--- Start of SUPPLIED INFORMATION ---

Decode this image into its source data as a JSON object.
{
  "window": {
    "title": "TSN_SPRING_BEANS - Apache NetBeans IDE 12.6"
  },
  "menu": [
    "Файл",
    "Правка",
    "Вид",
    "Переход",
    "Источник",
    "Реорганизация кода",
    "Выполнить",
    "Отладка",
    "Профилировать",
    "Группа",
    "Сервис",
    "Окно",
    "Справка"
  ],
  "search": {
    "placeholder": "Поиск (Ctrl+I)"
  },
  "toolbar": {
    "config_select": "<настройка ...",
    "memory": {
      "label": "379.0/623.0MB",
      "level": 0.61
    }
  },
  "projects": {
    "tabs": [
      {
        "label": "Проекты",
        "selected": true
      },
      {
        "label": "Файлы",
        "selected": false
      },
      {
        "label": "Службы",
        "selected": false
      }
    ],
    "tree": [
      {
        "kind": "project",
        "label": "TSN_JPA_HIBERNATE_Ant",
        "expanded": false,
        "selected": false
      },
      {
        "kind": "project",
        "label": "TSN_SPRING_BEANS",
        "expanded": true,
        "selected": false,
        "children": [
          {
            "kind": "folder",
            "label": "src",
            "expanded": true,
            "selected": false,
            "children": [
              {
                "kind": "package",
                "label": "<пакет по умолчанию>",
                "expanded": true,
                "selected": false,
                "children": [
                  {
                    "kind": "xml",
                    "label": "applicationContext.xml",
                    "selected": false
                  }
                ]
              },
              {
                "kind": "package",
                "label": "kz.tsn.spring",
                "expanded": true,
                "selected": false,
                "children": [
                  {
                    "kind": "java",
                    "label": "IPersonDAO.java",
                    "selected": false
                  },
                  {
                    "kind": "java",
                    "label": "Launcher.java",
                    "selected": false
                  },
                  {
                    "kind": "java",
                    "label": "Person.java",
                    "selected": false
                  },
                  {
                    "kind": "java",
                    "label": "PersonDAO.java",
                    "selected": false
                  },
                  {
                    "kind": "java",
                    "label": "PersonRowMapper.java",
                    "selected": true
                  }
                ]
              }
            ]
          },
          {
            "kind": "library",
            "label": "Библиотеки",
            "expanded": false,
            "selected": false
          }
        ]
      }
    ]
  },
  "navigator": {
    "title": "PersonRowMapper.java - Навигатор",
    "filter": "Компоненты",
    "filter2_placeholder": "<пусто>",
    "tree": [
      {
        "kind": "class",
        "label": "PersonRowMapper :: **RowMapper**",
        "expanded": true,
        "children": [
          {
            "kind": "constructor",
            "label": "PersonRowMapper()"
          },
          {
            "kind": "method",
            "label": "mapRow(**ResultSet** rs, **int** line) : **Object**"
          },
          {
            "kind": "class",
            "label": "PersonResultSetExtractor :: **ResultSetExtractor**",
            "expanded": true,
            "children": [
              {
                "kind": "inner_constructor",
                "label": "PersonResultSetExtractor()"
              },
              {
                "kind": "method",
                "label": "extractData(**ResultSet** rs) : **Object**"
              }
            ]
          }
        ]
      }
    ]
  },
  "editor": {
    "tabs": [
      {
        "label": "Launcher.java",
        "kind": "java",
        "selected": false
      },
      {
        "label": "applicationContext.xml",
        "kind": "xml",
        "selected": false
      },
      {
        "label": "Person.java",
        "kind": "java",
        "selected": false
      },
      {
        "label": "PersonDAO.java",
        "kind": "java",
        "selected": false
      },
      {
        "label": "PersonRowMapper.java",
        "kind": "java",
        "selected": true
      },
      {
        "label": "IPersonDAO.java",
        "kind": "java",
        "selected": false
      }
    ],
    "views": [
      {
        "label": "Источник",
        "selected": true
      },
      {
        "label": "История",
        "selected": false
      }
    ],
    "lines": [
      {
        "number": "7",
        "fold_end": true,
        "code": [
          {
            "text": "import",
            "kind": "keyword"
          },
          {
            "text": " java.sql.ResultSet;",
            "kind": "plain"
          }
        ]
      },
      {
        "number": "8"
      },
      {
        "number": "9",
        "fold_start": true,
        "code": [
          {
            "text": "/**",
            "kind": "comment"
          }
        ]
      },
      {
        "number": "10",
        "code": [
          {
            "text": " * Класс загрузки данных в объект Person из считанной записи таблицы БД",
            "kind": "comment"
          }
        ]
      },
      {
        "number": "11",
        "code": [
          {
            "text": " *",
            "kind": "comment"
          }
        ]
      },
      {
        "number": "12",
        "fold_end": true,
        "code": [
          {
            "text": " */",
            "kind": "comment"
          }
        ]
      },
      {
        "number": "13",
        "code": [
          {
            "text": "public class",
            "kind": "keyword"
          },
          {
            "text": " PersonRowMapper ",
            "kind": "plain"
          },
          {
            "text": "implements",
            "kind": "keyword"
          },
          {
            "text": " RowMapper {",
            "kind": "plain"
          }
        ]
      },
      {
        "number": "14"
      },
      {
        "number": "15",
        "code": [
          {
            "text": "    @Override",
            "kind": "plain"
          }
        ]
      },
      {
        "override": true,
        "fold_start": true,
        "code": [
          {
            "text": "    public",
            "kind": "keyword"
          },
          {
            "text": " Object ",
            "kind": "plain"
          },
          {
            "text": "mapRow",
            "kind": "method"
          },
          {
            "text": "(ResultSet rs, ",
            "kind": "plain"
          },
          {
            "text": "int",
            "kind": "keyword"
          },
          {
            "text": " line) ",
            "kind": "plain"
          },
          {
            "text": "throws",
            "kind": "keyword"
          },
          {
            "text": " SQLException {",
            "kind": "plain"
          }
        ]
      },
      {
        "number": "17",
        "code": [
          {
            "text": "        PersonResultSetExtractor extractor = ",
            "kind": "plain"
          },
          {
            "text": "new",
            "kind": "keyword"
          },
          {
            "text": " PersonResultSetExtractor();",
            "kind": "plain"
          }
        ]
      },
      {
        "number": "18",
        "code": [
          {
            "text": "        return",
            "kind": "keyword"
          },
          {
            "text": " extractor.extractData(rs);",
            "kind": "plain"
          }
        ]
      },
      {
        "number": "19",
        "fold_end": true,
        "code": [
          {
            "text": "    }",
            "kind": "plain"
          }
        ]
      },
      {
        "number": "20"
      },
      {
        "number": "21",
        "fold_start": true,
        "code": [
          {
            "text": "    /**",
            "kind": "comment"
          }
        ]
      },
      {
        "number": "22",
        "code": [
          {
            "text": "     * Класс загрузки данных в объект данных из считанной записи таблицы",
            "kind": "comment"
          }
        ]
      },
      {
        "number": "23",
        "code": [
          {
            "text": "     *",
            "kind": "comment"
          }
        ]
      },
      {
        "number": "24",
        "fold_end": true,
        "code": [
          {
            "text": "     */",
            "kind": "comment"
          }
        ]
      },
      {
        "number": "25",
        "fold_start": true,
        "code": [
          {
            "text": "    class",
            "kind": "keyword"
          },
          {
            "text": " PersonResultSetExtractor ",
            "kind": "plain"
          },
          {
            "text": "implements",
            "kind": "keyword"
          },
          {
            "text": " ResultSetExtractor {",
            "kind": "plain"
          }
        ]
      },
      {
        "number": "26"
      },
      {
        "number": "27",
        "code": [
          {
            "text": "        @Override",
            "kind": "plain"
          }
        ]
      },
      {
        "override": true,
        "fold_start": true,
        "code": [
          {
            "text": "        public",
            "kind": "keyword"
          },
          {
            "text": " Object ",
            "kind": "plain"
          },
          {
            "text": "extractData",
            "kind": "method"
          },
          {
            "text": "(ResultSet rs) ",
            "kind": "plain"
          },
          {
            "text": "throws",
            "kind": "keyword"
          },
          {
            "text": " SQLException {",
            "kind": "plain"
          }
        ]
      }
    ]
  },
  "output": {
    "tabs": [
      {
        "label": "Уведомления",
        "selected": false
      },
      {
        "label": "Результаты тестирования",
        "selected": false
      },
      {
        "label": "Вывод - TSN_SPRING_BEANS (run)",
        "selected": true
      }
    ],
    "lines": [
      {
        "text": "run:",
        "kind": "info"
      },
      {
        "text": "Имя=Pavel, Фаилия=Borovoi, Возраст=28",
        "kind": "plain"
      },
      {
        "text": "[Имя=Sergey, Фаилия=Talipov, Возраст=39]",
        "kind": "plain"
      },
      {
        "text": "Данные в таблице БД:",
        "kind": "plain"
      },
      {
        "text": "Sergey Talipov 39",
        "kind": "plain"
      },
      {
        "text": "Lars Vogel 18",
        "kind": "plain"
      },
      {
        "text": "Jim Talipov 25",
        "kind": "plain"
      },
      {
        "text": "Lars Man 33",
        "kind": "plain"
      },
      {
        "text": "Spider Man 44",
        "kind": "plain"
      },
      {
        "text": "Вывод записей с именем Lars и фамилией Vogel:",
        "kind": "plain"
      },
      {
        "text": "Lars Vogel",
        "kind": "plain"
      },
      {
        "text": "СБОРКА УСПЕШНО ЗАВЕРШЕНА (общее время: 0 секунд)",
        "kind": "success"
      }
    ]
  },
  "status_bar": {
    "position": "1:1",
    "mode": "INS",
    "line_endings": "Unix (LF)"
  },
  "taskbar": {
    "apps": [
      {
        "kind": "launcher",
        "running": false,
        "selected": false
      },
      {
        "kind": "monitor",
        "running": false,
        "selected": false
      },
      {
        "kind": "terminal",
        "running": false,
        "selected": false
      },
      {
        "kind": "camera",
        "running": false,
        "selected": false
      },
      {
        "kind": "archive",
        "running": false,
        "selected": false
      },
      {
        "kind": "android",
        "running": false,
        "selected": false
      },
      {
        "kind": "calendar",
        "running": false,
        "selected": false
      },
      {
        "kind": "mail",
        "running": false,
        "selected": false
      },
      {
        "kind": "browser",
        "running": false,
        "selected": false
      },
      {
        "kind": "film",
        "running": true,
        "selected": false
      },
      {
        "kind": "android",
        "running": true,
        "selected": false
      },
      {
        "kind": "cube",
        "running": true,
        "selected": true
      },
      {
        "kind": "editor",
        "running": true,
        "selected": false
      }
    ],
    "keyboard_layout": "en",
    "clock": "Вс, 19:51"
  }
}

--- End of SUPPLIED INFORMATION ---

● **SET TASK**
Give only the number of lines in the preceding material that contain the string "Talipov".

● **TASK OUTPUT**
3